* _Dataset records_:
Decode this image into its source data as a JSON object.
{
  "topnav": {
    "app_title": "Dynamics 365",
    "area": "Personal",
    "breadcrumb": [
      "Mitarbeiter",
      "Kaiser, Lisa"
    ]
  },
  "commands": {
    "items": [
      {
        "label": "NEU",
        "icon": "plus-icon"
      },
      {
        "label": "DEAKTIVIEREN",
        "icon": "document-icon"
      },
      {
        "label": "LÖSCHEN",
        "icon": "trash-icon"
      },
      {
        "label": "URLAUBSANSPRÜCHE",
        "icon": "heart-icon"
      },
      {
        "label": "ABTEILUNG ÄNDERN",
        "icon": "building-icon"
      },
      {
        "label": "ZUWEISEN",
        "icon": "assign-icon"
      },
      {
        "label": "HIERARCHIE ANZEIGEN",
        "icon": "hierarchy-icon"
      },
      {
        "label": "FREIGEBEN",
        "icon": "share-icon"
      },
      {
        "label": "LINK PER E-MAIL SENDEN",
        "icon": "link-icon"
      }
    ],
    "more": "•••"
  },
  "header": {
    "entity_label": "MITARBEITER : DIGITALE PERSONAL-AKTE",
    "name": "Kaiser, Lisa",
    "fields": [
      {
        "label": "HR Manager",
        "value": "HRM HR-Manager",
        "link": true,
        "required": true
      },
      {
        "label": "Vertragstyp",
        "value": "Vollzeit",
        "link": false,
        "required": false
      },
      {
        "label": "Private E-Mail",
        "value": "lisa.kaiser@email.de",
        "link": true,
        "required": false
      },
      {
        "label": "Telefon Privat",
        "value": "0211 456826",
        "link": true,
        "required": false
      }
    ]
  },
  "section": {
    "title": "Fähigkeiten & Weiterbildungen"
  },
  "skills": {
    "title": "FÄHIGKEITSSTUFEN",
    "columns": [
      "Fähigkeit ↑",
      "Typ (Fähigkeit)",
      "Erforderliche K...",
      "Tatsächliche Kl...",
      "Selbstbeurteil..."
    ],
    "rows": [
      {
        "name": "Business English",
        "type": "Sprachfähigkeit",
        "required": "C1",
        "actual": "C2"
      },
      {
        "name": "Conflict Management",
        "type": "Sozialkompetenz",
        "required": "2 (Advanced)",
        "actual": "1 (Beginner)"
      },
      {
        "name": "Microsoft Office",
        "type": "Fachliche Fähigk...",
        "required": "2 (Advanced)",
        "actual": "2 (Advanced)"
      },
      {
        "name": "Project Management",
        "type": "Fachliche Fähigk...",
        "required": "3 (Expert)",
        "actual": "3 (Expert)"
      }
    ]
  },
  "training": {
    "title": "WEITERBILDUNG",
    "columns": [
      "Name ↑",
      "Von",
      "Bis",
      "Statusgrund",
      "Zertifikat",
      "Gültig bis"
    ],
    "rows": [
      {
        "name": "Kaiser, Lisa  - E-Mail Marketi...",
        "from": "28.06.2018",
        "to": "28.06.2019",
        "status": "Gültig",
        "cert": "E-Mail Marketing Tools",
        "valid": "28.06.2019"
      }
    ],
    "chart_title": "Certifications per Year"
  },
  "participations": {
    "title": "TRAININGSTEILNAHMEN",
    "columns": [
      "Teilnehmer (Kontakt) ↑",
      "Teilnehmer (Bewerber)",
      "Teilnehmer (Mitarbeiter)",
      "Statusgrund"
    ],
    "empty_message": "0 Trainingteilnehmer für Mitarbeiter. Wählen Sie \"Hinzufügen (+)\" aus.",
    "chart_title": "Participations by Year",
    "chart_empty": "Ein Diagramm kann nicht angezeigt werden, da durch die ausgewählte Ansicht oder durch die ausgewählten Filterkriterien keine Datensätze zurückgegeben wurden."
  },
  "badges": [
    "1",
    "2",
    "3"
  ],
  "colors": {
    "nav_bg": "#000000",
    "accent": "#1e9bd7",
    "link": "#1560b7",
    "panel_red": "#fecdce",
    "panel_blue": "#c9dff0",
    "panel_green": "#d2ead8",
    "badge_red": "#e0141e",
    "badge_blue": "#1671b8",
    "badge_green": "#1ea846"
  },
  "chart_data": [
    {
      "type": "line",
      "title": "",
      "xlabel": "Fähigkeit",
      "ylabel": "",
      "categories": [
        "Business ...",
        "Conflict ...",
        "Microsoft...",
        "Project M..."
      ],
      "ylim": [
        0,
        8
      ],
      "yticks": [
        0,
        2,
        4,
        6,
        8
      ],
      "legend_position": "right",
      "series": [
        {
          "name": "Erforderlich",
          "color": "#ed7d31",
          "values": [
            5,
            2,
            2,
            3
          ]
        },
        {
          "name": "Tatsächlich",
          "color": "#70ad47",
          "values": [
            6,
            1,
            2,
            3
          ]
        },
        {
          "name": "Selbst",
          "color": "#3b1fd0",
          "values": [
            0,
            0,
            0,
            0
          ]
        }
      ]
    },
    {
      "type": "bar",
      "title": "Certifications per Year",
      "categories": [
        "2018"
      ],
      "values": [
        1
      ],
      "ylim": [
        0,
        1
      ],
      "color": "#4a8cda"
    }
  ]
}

* _Required work_:
Every entry should be printed again exactly as it stands.

* _Solution to the problem_:
Decode this image into its source data as a JSON object.
{
  "topnav": {
    "app_title": "Dynamics 365",
    "area": "Personal",
    "breadcrumb": [
      "Mitarbeiter",
      "Kaiser, Lisa"
    ]
  },
  "commands": {
    "items": [
      {
        "label": "NEU",
        "icon": "plus-icon"
      },
      {
        "label": "DEAKTIVIEREN",
        "icon": "document-icon"
      },
      {
        "label": "LÖSCHEN",
        "icon": "trash-icon"
      },
      {
        "label": "URLAUBSANSPRÜCHE",
        "icon": "heart-icon"
      },
      {
        "label": "ABTEILUNG ÄNDERN",
        "icon": "building-icon"
      },
      {
        "label": "ZUWEISEN",
        "icon": "assign-icon"
      },
      {
        "label": "HIERARCHIE ANZEIGEN",
        "icon": "hierarchy-icon"
      },
      {
        "label": "FREIGEBEN",
        "icon": "share-icon"
      },
      {
        "label": "LINK PER E-MAIL SENDEN",
        "icon": "link-icon"
      }
    ],
    "more": "•••"
  },
  "header": {
    "entity_label": "MITARBEITER : DIGITALE PERSONAL-AKTE",
    "name": "Kaiser, Lisa",
    "fields": [
      {
        "label": "HR Manager",
        "value": "HRM HR-Manager",
        "link": true,
        "required": true
      },
      {
        "label": "Vertragstyp",
        "value": "Vollzeit",
        "link": false,
        "required": false
      },
      {
        "label": "Private E-Mail",
        "value": "lisa.kaiser@email.de",
        "link": true,
        "required": false
      },
      {
        "label": "Telefon Privat",
        "value": "0211 456826",
        "link": true,
        "required": false
      }
    ]
  },
  "section": {
    "title": "Fähigkeiten & Weiterbildungen"
  },
  "skills": {
    "title": "FÄHIGKEITSSTUFEN",
    "columns": [
      "Fähigkeit ↑",
      "Typ (Fähigkeit)",
      "Erforderliche K...",
      "Tatsächliche Kl...",
      "Selbstbeurteil..."
    ],
    "rows": [
      {
        "name": "Business English",
        "type": "Sprachfähigkeit",
        "required": "C1",
        "actual": "C2"
      },
      {
        "name": "Conflict Management",
        "type": "Sozialkompetenz",
        "required": "2 (Advanced)",
        "actual": "1 (Beginner)"
      },
      {
        "name": "Microsoft Office",
        "type": "Fachliche Fähigk...",
        "required": "2 (Advanced)",
        "actual": "2 (Advanced)"
      },
      {
        "name": "Project Management",
        "type": "Fachliche Fähigk...",
        "required": "3 (Expert)",
        "actual": "3 (Expert)"
      }
    ]
  },
  "training": {
    "title": "WEITERBILDUNG",
    "columns": [
      "Name ↑",
      "Von",
      "Bis",
      "Statusgrund",
      "Zertifikat",
      "Gültig bis"
    ],
    "rows": [
      {
        "name": "Kaiser, Lisa  - E-Mail Marketi...",
        "from": "28.06.2018",
        "to": "28.06.2019",
        "status": "Gültig",
        "cert": "E-Mail Marketing Tools",
        "valid": "28.06.2019"
      }
    ],
    "chart_title": "Certifications per Year"
  },
  "participations": {
    "title": "TRAININGSTEILNAHMEN",
    "columns": [
      "Teilnehmer (Kontakt) ↑",
      "Teilnehmer (Bewerber)",
      "Teilnehmer (Mitarbeiter)",
      "Statusgrund"
    ],
    "empty_message": "0 Trainingteilnehmer für Mitarbeiter. Wählen Sie \"Hinzufügen (+)\" aus.",
    "chart_title": "Participations by Year",
    "chart_empty": "Ein Diagramm kann nicht angezeigt werden, da durch die ausgewählte Ansicht oder durch die ausgewählten Filterkriterien keine Datensätze zurückgegeben wurden."
  },
  "badges": [
    "1",
    "2",
    "3"
  ],
  "colors": {
    "nav_bg": "#000000",
    "accent": "#1e9bd7",
    "link": "#1560b7",
    "panel_red": "#fecdce",
    "panel_blue": "#c9dff0",
    "panel_green": "#d2ead8",
    "badge_red": "#e0141e",
    "badge_blue": "#1671b8",
    "badge_green": "#1ea846"
  },
  "chart_data": [
    {
      "type": "line",
      "title": "",
      "xlabel": "Fähigkeit",
      "ylabel": "",
      "categories": [
        "Business ...",
        "Conflict ...",
        "Microsoft...",
        "Project M..."
      ],
      "ylim": [
        0,
        8
      ],
      "yticks": [
        0,
        2,
        4,
        6,
        8
      ],
      "legend_position": "right",
      "series": [
        {
          "name": "Erforderlich",
          "color": "#ed7d31",
          "values": [
            5,
            2,
            2,
            3
          ]
        },
        {
          "name": "Tatsächlich",
          "color": "#70ad47",
          "values": [
            6,
            1,
            2,
            3
          ]
        },
        {
          "name": "Selbst",
          "color": "#3b1fd0",
          "values": [
            0,
            0,
            0,
            0
          ]
        }
      ]
    },
    {
      "type": "bar",
      "title": "Certifications per Year",
      "categories": [
        "2018"
      ],
      "values": [
        1
      ],
      "ylim": [
        0,
        1
      ],
      "color": "#4a8cda"
    }
  ]
}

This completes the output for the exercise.